> _What is required_:
Please convert the entries, from their first line through the line containing "example4-line3: 从静止开始释放圆环，不计定滑轮和空气的阻力，重力加速度g取10 m/s²，若圆环下降h＝3", into a Markdown table with the columns Row and Line. Number each line in order and leave out blank lines.

> _Dataset extract_:
============
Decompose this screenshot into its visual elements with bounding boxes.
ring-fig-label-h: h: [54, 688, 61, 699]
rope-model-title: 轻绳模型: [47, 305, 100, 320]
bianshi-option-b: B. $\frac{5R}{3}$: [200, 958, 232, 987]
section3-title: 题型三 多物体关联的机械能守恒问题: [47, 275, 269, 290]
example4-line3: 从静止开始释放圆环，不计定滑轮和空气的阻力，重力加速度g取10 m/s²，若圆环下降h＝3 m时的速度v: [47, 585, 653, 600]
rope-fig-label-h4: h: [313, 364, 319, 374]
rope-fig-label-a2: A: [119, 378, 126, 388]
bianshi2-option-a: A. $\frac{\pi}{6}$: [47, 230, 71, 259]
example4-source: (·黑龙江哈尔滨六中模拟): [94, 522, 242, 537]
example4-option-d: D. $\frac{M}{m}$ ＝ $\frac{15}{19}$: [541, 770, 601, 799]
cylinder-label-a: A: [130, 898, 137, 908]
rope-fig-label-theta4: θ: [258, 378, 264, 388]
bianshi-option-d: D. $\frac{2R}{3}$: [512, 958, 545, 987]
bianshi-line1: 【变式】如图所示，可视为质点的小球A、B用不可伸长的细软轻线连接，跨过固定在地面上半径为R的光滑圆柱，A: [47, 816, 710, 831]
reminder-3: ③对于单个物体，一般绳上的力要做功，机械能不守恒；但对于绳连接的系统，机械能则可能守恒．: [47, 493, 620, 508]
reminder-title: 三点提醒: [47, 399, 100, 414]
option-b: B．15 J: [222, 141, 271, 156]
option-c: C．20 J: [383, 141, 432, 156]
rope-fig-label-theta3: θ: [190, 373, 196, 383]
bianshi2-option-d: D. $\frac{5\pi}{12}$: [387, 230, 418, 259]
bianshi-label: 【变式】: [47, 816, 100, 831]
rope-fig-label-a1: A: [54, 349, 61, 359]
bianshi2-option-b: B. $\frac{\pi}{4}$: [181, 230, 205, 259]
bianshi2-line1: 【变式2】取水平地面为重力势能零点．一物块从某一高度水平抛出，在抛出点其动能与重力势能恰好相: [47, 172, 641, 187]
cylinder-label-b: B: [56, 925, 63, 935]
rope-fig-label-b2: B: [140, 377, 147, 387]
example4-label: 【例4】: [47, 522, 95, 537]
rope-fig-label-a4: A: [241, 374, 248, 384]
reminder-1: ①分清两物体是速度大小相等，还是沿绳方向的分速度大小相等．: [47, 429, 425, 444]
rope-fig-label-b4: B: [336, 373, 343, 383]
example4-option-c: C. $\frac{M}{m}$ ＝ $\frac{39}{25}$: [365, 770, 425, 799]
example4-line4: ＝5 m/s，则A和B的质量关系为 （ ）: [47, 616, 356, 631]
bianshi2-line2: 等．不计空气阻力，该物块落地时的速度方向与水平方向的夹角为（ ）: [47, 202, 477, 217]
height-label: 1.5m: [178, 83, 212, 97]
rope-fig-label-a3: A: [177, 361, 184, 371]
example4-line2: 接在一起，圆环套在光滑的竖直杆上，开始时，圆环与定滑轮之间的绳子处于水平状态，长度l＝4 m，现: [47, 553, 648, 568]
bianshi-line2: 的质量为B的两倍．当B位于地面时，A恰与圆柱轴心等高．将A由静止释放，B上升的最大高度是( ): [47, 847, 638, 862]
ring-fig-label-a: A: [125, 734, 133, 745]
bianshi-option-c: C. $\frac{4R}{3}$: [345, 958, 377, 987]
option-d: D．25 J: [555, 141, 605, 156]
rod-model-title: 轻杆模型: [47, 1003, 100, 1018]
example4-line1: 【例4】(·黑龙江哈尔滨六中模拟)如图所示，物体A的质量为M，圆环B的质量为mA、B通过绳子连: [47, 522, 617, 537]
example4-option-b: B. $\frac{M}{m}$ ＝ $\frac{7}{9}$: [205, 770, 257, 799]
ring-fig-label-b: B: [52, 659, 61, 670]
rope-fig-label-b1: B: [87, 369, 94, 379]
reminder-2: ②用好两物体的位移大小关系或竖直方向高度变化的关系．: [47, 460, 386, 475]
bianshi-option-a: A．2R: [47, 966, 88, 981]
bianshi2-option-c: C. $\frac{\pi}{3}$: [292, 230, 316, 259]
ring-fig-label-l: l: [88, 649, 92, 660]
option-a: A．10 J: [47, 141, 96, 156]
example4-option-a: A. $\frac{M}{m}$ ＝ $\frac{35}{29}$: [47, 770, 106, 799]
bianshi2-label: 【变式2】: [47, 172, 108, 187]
============
> _Task solution_:
| Row | Line |
|---|---|
| 1 | Decompose this screenshot into its visual elements with bounding boxes. |
| 2 | ring-fig-label-h: h: [54, 688, 61, 699] |
| 3 | rope-model-title: 轻绳模型: [47, 305, 100, 320] |
| 4 | bianshi-option-b: B. $\frac{5R}{3}$: [200, 958, 232, 987] |
| 5 | section3-title: 题型三 多物体关联的机械能守恒问题: [47, 275, 269, 290] |
| 6 | example4-line3: 从静止开始释放圆环，不计定滑轮和空气的阻力，重力加速度g取10 m/s²，若圆环下降h＝3 m时的速度v: [47, 585, 653, 600] |